++++ SELECTED EXCERPT ++++
A common gene exclusion mechanism used by two chemosensory systems.

Sensory coding strategies within vertebrates involve the expression of a limited number of receptor types per sensory cell. In mice, each vomeronasal sensory neuron transcribes monoallelically a single V1R pheromone receptor gene, chosen from a large V1R repertoire. The nature of the signals leading to this strict receptor expression is unknown, but is apparently based on a negative feedback mechanism initiated by the transcription of the first randomly chosen functional V1R gene. We show, in vivo, that the genetic replacement of the V1rb2 pheromone receptor coding sequence by an unrelated one from the odorant receptor gene M71 maintains gene exclusion. The expression of this exogenous odorant receptor in vomeronasal neurons does not trigger the transcription of odorant receptor-associated signalling molecules. These results strongly suggest that despite the different odorant and vomeronasal receptor expression sites, function and transduction cascades, a common mechanism is used by these chemoreceptors to regulate their transcription.

Minigenes impart odorant receptor-specific axon guidance in the olfactory bulb.

An olfactory sensory neuron (OSN) expresses selectively one member from a repertoire of approximately 1000 odorant receptor (OR) genes and projects its axon to a specific glomerulus in the olfactory bulb. Both processes are here recapitulated by MOR23 and M71 OR minigenes, introduced into mice. Minigenes of 9 kb and as short as 2.2 kb are selectively expressed by neurons that do not coexpress the endogenous gene but coproject their axons to the same glomeruli. Deletion of a 395 bp upstream region in the MOR23 minigene abolishes expression. In this region we recognize sequence motifs conserved in many OR genes. Transgenic lines expressing the OR in ectopic epithelial zones form ectopic glomeruli, which also receive input from OSNs expressing the cognate endogenous receptor. This suggests a recruitment through homotypic interactions between OSNs expressing the same OR.
++++
:: REQUIRED WORK ::
A: Condense the paragraph of the excerpt on odorant and pheromone receptor genes that begins "An olfactory sensory neuron (OSN) expresses selectively" into a bulleted list that keeps its main facts.
B: Pick up the excerpt on odorant and pheromone receptor genes after its final sentence and continue writing it.
++++ ENTRIES PROVIDED ++++
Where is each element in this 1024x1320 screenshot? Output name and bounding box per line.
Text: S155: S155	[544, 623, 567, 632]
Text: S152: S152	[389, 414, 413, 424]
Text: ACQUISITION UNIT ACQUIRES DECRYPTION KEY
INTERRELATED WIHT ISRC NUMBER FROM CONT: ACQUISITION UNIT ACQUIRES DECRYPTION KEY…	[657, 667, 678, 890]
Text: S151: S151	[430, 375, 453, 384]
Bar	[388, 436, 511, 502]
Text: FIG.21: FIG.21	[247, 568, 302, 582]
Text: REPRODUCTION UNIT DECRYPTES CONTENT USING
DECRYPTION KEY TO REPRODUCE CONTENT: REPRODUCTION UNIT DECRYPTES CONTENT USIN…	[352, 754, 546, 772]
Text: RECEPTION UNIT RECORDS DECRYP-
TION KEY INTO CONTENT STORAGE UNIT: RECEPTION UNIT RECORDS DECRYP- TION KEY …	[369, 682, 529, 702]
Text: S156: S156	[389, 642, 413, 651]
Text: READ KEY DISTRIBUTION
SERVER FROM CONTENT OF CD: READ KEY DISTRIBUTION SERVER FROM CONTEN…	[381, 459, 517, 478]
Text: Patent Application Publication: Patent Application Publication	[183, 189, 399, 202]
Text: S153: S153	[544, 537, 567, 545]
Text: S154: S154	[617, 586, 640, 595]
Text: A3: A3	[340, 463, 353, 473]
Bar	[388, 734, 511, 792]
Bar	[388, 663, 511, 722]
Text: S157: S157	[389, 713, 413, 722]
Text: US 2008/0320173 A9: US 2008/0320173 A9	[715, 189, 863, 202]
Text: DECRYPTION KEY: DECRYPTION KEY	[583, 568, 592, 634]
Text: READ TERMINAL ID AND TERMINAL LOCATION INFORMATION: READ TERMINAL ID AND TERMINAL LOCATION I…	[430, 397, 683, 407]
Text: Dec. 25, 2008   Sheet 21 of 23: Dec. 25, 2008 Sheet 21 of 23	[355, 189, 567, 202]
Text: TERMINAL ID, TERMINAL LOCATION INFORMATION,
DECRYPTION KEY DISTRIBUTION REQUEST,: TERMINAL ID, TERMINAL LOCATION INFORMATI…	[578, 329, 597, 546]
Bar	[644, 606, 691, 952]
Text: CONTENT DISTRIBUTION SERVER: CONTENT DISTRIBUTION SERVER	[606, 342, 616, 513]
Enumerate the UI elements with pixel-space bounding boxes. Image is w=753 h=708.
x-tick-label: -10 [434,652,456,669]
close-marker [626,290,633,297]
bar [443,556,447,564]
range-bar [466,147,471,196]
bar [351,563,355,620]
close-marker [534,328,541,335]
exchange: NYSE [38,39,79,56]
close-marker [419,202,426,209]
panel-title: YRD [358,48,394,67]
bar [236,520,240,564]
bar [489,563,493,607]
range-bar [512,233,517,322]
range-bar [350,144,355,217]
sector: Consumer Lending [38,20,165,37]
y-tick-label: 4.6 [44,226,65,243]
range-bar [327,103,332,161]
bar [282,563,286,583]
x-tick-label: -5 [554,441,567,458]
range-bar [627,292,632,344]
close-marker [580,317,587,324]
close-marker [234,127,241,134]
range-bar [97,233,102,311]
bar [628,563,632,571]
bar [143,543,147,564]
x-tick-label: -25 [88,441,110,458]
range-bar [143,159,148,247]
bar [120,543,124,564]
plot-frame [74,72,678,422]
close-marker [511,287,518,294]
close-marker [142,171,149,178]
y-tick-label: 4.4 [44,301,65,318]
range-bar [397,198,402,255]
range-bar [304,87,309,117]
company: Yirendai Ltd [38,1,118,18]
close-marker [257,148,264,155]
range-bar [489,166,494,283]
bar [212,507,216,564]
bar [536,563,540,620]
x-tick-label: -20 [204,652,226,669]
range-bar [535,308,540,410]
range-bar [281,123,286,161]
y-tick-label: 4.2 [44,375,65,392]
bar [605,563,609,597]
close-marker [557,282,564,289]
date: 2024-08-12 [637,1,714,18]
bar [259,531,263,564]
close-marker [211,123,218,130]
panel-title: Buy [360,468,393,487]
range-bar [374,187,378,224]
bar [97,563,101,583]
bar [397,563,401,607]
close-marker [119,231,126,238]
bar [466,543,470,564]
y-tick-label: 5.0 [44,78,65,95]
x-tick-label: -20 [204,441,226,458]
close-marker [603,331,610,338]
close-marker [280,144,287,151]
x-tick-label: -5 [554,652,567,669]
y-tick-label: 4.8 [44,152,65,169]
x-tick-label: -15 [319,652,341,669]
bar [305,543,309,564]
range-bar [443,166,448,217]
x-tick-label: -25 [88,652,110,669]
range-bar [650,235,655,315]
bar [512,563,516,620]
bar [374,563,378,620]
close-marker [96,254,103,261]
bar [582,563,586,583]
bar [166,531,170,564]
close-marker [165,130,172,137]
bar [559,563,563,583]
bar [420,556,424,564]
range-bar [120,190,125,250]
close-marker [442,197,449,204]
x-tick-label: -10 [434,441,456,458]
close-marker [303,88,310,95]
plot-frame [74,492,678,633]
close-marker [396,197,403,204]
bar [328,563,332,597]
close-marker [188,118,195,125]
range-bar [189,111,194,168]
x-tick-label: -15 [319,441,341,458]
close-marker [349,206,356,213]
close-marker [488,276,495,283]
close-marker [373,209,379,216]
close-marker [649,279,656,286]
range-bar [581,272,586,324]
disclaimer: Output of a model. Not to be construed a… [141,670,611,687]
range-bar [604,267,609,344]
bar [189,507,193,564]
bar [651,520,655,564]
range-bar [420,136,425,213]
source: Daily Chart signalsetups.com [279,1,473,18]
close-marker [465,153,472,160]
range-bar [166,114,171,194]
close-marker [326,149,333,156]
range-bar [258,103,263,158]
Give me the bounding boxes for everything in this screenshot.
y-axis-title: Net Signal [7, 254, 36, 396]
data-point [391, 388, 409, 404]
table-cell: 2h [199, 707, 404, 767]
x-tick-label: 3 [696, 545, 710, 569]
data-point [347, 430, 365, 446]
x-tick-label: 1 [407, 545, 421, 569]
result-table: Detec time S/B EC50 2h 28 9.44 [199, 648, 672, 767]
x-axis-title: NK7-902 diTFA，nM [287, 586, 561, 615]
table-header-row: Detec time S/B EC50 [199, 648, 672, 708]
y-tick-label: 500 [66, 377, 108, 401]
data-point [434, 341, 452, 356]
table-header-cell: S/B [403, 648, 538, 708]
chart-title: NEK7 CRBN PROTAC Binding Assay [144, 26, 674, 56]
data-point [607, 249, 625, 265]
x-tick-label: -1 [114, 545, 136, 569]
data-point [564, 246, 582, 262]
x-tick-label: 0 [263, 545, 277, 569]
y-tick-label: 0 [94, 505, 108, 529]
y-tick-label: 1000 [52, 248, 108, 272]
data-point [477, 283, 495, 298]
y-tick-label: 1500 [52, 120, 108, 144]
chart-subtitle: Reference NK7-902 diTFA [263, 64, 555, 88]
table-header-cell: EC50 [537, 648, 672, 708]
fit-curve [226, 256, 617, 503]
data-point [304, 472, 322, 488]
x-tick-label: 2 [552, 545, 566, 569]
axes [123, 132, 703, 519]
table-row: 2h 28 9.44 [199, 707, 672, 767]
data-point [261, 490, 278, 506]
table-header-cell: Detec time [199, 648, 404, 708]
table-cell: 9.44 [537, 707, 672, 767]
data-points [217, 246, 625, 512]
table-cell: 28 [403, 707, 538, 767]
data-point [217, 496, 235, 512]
++++
:: ANSWERS PROVIDED ::
A:
- Each olfactory sensory neuron expresses one of about 1000 odorant receptor genes and sends its axon to a specific glomerulus in the olfactory bulb.
- MOR23 and M71 odorant receptor minigenes introduced into mice recapitulate both processes.
- Minigenes of 9 kb, and some as short as 2.2 kb, are expressed selectively in neurons that do not coexpress the endogenous gene. Those neurons project their axons to the same glomeruli as neurons expressing the endogenous gene.
- Deleting a 395 bp upstream region of the MOR23 minigene abolishes expression. That region contains sequence motifs conserved in many odorant receptor genes.
- Transgenic lines that express the receptor in ectopic epithelial zones form ectopic glomeruli. These glomeruli also receive input from neurons expressing the cognate endogenous receptor.
- This suggests that neurons expressing the same receptor recruit each other through homotypic interactions.

B:
Single olfactory receptors set odor detection thresholds.

In many species, survival depends on olfaction, yet the mechanisms that underlie olfactory sensitivity are not well understood. Here we examine how a conserved subset of olfactory receptors, the trace amine-associated receptors (TAARs), determine odor detection thresholds of mice to amines. We find that deleting all TAARs, or even single TAARs, results in significant odor detection deficits. This finding is not limited to TAARs, as the deletion of a canonical odorant receptor reduced behavioral sensitivity to its preferred ligand. Remarkably, behavioral threshold is set solely by the most sensitive receptor, with no contribution from other highly sensitive receptors. In addition, increasing the number of sensory neurons (and glomeruli) expressing a threshold-determining TAAR does not improve detection, indicating that sensitivity is not limited by the typical complement of sensory neurons. Our findings demonstrate that olfactory thresholds are set by the single highest affinity receptor and suggest that TAARs are evolutionarily conserved because they determine the sensitivity to a class of biologically relevant chemicals.

Odorant receptors can mediate axonal identity and gene choice via cAMP-independent mechanisms.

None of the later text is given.